Exercise details
Pictures stay out of the copy; set down each line of the listing below exactly.

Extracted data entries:

↓

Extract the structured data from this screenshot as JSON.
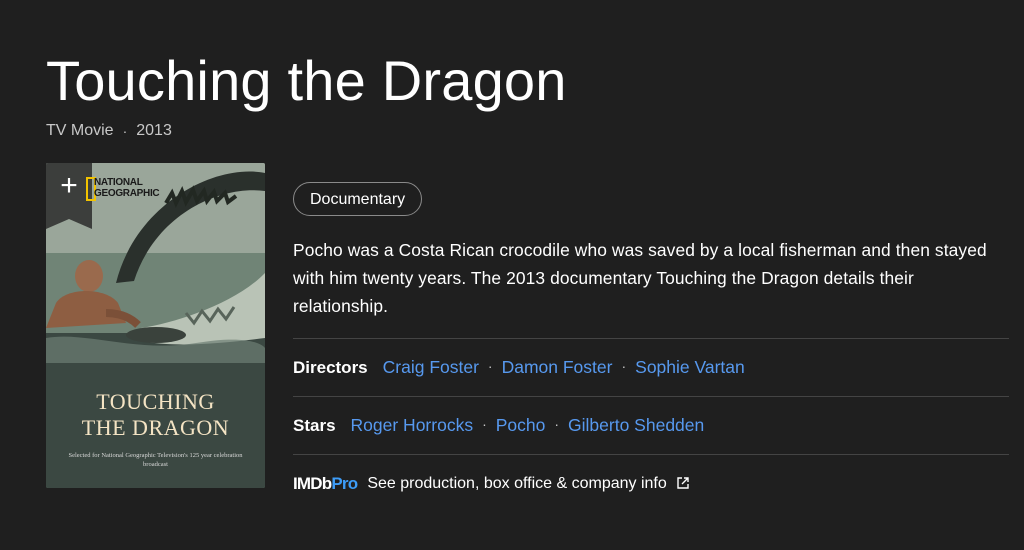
{
  "title": "Touching the Dragon",
  "meta": {
    "type": "TV Movie",
    "separator": "·",
    "year": "2013"
  },
  "poster": {
    "brand": "NATIONAL\nGEOGRAPHIC",
    "title_line1": "TOUCHING",
    "title_line2": "THE DRAGON",
    "subtitle": "Selected for National Geographic Television's 125 year celebration broadcast",
    "add_icon": "plus-icon"
  },
  "genres": [
    "Documentary"
  ],
  "plot": "Pocho was a Costa Rican crocodile who was saved by a local fisherman and then stayed with him twenty years. The 2013 documentary Touching the Dragon details their relationship.",
  "directors": {
    "label": "Directors",
    "names": [
      "Craig Foster",
      "Damon Foster",
      "Sophie Vartan"
    ]
  },
  "stars": {
    "label": "Stars",
    "names": [
      "Roger Horrocks",
      "Pocho",
      "Gilberto Shedden"
    ]
  },
  "imdbpro": {
    "logo_imdb": "IMDb",
    "logo_pro": "Pro",
    "link": "See production, box office & company info",
    "icon": "external-link-icon"
  },
  "colors": {
    "background": "#1f1f1f",
    "link": "#5799ef",
    "pro_blue": "#3d9cf7"
  }
}
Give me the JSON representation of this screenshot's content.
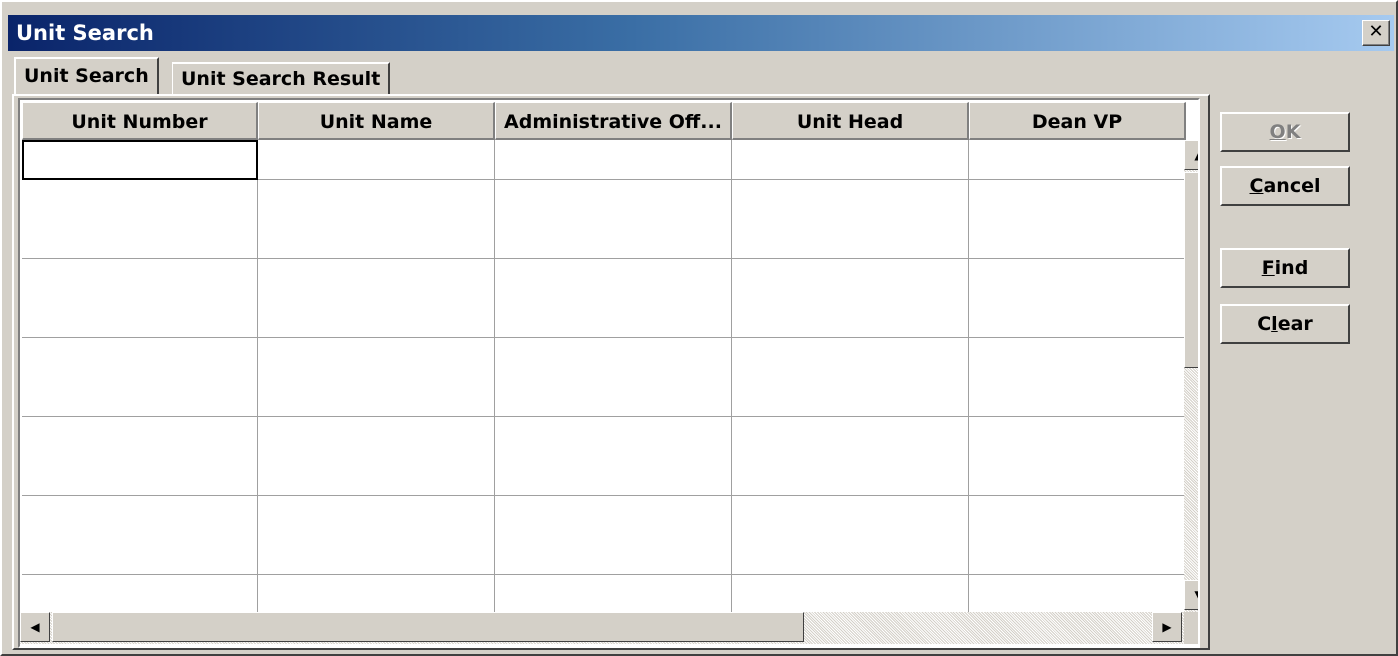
{
  "window": {
    "title": "Unit Search",
    "close_symbol": "✕"
  },
  "tabs": [
    {
      "label": "Unit Search",
      "active": true
    },
    {
      "label": "Unit Search Result",
      "active": false
    }
  ],
  "grid": {
    "columns": [
      "Unit Number",
      "Unit Name",
      "Administrative Off...",
      "Unit Head",
      "Dean VP"
    ],
    "row_count": 12
  },
  "buttons": {
    "ok": {
      "pre": "",
      "accel": "O",
      "post": "K",
      "enabled": false
    },
    "cancel": {
      "pre": "",
      "accel": "C",
      "post": "ancel",
      "enabled": true
    },
    "find": {
      "pre": "",
      "accel": "F",
      "post": "ind",
      "enabled": true
    },
    "clear": {
      "pre": "C",
      "accel": "l",
      "post": "ear",
      "enabled": true
    }
  },
  "scroll": {
    "up": "▲",
    "down": "▼",
    "left": "◀",
    "right": "▶"
  }
}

↑

Final result
Extract the structured data from this screenshot as JSON.
{
  "title": "Touching the Dragon",
  "meta": {
    "type": "TV Movie",
    "separator": "·",
    "year": "2013"
  },
  "poster": {
    "brand": "NATIONAL\nGEOGRAPHIC",
    "title_line1": "TOUCHING",
    "title_line2": "THE DRAGON",
    "subtitle": "Selected for National Geographic Television's 125 year celebration broadcast",
    "add_icon": "plus-icon"
  },
  "genres": [
    "Documentary"
  ],
  "plot": "Pocho was a Costa Rican crocodile who was saved by a local fisherman and then stayed with him twenty years. The 2013 documentary Touching the Dragon details their relationship.",
  "directors": {
    "label": "Directors",
    "names": [
      "Craig Foster",
      "Damon Foster",
      "Sophie Vartan"
    ]
  },
  "stars": {
    "label": "Stars",
    "names": [
      "Roger Horrocks",
      "Pocho",
      "Gilberto Shedden"
    ]
  },
  "imdbpro": {
    "logo_imdb": "IMDb",
    "logo_pro": "Pro",
    "link": "See production, box office & company info",
    "icon": "external-link-icon"
  },
  "colors": {
    "background": "#1f1f1f",
    "link": "#5799ef",
    "pro_blue": "#3d9cf7"
  }
}
Give me the JSON representation of this screenshot's content.
{
  "window": {
    "title": "Unit Search",
    "close_symbol": "✕"
  },
  "tabs": [
    {
      "label": "Unit Search",
      "active": true
    },
    {
      "label": "Unit Search Result",
      "active": false
    }
  ],
  "grid": {
    "columns": [
      "Unit Number",
      "Unit Name",
      "Administrative Off...",
      "Unit Head",
      "Dean VP"
    ],
    "row_count": 12
  },
  "buttons": {
    "ok": {
      "pre": "",
      "accel": "O",
      "post": "K",
      "enabled": false
    },
    "cancel": {
      "pre": "",
      "accel": "C",
      "post": "ancel",
      "enabled": true
    },
    "find": {
      "pre": "",
      "accel": "F",
      "post": "ind",
      "enabled": true
    },
    "clear": {
      "pre": "C",
      "accel": "l",
      "post": "ear",
      "enabled": true
    }
  },
  "scroll": {
    "up": "▲",
    "down": "▼",
    "left": "◀",
    "right": "▶"
  }
}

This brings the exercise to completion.